## start Provided information

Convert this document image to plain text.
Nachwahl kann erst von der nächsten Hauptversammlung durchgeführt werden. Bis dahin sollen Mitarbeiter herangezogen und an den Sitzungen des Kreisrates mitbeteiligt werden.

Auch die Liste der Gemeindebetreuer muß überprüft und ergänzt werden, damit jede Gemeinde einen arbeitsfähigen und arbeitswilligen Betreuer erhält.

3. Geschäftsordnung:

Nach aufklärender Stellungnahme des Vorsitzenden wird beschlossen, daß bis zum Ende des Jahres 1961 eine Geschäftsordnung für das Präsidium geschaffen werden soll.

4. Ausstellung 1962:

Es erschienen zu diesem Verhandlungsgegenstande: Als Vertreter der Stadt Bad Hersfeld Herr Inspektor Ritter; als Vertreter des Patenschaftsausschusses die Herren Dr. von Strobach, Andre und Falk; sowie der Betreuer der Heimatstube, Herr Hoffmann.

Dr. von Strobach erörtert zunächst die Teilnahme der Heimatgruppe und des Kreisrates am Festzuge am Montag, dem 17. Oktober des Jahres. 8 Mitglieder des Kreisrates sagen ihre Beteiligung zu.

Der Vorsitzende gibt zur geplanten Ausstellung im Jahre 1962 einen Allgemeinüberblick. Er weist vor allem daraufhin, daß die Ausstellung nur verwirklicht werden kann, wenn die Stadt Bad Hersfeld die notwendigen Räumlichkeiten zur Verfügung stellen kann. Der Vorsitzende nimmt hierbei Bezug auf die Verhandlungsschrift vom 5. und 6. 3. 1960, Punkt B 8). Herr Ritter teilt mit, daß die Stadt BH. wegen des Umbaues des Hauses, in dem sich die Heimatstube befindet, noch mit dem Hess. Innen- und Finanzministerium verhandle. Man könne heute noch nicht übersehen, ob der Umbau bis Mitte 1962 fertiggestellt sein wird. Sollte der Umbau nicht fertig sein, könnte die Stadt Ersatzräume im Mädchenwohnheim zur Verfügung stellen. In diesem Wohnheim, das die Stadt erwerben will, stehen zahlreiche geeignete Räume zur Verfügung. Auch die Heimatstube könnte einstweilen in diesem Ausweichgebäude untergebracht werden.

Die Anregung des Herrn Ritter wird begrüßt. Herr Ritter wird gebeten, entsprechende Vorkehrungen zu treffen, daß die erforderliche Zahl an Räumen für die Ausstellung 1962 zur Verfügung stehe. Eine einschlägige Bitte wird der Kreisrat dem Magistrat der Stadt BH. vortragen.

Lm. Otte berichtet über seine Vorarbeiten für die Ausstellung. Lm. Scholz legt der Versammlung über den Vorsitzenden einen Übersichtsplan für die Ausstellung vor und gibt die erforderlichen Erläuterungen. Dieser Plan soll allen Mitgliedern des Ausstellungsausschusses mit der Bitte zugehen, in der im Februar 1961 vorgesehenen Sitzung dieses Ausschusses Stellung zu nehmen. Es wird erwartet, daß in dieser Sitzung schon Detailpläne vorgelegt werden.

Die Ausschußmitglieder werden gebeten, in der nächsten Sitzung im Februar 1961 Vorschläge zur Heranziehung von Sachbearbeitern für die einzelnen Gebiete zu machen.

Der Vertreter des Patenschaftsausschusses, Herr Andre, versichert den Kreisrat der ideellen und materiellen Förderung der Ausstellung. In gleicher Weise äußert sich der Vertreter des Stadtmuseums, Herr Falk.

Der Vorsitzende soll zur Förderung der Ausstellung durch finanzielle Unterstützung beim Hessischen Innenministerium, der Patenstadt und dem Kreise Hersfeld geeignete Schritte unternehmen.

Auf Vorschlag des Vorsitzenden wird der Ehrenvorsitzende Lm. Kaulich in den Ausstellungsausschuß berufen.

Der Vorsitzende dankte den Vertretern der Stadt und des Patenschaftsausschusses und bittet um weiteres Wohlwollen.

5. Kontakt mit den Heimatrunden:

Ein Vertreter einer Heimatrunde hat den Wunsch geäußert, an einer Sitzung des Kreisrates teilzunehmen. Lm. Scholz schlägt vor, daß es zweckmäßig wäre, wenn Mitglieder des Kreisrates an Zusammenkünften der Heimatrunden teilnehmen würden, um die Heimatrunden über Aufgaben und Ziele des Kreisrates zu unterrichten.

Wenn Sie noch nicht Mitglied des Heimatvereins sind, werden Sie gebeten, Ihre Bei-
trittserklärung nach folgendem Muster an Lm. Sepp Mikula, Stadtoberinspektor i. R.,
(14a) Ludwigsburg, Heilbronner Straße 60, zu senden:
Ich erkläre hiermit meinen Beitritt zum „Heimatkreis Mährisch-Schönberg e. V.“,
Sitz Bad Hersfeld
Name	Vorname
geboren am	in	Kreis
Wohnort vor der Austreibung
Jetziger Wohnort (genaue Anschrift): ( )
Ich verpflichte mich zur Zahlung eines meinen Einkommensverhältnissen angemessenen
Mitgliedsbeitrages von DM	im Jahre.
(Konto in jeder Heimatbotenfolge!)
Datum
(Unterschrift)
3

## end Provided information

Task objective: Copy each line that holds the word "nächsten".

Output for this task:
Nachwahl kann erst von der nächsten Hauptversammlung durchgeführt werden. Bis dahin sollen Mitarbeiter herangezogen und an den Sitzungen des Kreisrates mitbeteiligt werden.
Die Ausschußmitglieder werden gebeten, in der nächsten Sitzung im Februar 1961 Vorschläge zur Heranziehung von Sachbearbeitern für die einzelnen Gebiete zu machen.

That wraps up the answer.